WHAT THIS TASK INVOLVES: Can you rewrite the rows from the line containing "search-button[interactable]: ⌕ (511, 16, 527, 32)" through the line containing "sidebar-item[interactable]: ▭ Área", both included, substituting "file-entry" for "file-item" and changing nothing else?

DATASET CONTENT:
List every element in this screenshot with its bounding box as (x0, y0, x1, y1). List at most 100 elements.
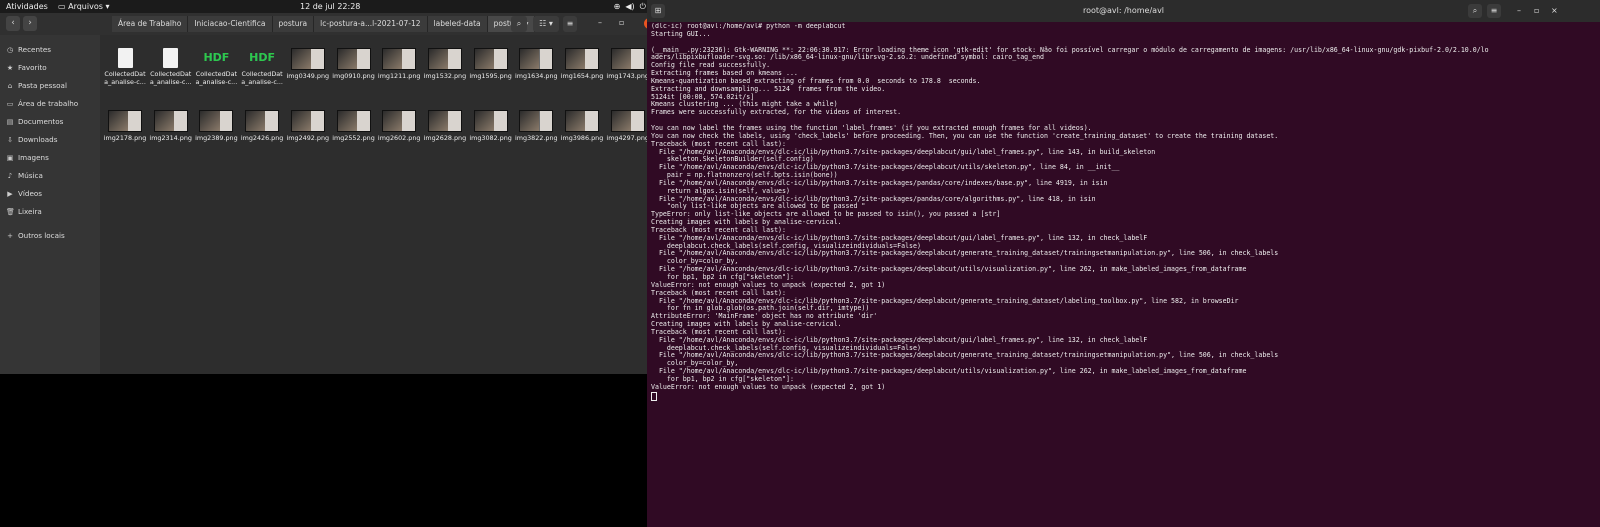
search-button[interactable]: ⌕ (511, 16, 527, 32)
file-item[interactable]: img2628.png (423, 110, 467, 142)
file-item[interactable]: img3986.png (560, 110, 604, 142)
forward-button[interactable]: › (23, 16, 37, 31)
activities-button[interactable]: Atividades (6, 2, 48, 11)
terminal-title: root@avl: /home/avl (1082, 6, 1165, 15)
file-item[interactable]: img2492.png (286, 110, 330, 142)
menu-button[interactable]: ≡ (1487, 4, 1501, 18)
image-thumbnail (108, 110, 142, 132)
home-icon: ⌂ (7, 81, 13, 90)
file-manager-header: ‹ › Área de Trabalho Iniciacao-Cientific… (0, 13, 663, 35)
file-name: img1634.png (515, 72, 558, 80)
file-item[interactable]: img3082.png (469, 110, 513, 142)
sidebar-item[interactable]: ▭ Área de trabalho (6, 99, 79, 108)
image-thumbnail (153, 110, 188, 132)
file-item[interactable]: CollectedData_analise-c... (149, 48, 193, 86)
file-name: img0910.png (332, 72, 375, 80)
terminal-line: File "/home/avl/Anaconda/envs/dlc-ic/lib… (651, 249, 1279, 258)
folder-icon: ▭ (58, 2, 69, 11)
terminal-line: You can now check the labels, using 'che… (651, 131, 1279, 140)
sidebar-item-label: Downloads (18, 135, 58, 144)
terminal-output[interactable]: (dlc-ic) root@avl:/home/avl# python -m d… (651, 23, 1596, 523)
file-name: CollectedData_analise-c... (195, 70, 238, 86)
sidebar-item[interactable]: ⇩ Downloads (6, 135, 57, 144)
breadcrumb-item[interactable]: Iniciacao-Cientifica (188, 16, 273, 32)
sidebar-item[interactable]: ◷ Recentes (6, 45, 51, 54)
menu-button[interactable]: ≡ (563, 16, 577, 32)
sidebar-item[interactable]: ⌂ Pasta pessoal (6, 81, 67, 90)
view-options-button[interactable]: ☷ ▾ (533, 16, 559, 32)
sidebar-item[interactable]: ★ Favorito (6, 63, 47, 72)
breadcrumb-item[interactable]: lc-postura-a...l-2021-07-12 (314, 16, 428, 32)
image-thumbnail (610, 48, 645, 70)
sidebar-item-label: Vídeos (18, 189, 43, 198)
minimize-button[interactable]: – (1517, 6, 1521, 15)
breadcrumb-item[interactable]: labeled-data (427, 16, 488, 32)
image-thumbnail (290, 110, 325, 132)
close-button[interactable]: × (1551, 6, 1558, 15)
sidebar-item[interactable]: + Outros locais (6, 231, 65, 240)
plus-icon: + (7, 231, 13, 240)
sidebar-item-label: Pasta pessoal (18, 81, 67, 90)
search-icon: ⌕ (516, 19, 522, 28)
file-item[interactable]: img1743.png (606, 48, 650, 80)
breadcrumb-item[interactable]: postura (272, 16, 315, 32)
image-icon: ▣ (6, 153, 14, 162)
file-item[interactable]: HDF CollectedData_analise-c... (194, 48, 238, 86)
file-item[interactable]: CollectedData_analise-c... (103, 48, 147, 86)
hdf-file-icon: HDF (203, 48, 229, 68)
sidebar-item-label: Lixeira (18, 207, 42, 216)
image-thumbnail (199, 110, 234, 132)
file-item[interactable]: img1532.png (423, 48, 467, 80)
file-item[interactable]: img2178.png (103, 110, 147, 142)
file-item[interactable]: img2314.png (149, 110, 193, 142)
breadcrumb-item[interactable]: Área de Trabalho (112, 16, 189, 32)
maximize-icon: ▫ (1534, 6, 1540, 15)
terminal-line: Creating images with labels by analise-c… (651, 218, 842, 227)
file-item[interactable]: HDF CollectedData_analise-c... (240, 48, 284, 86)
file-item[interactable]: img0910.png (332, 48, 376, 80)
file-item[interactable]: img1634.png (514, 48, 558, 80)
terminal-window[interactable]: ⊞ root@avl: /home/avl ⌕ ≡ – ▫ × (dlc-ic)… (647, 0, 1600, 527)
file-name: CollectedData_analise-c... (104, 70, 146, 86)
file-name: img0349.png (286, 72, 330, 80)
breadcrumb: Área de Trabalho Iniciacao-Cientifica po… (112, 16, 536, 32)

CORRECT RESULT:
search-button[interactable]: ⌕ (511, 16, 527, 32)
file-entry[interactable]: img2628.png (423, 110, 467, 142)
file-entry[interactable]: img3986.png (560, 110, 604, 142)
forward-button[interactable]: › (23, 16, 37, 31)
activities-button[interactable]: Atividades (6, 2, 48, 11)
terminal-title: root@avl: /home/avl (1082, 6, 1165, 15)
file-entry[interactable]: img2492.png (286, 110, 330, 142)
menu-button[interactable]: ≡ (1487, 4, 1501, 18)
image-thumbnail (108, 110, 142, 132)
home-icon: ⌂ (7, 81, 13, 90)
file-manager-header: ‹ › Área de Trabalho Iniciacao-Cientific… (0, 13, 663, 35)
file-name: img1634.png (515, 72, 558, 80)
file-entry[interactable]: img3082.png (469, 110, 513, 142)
sidebar-item[interactable]: ▭ Área de trabalho (6, 99, 79, 108)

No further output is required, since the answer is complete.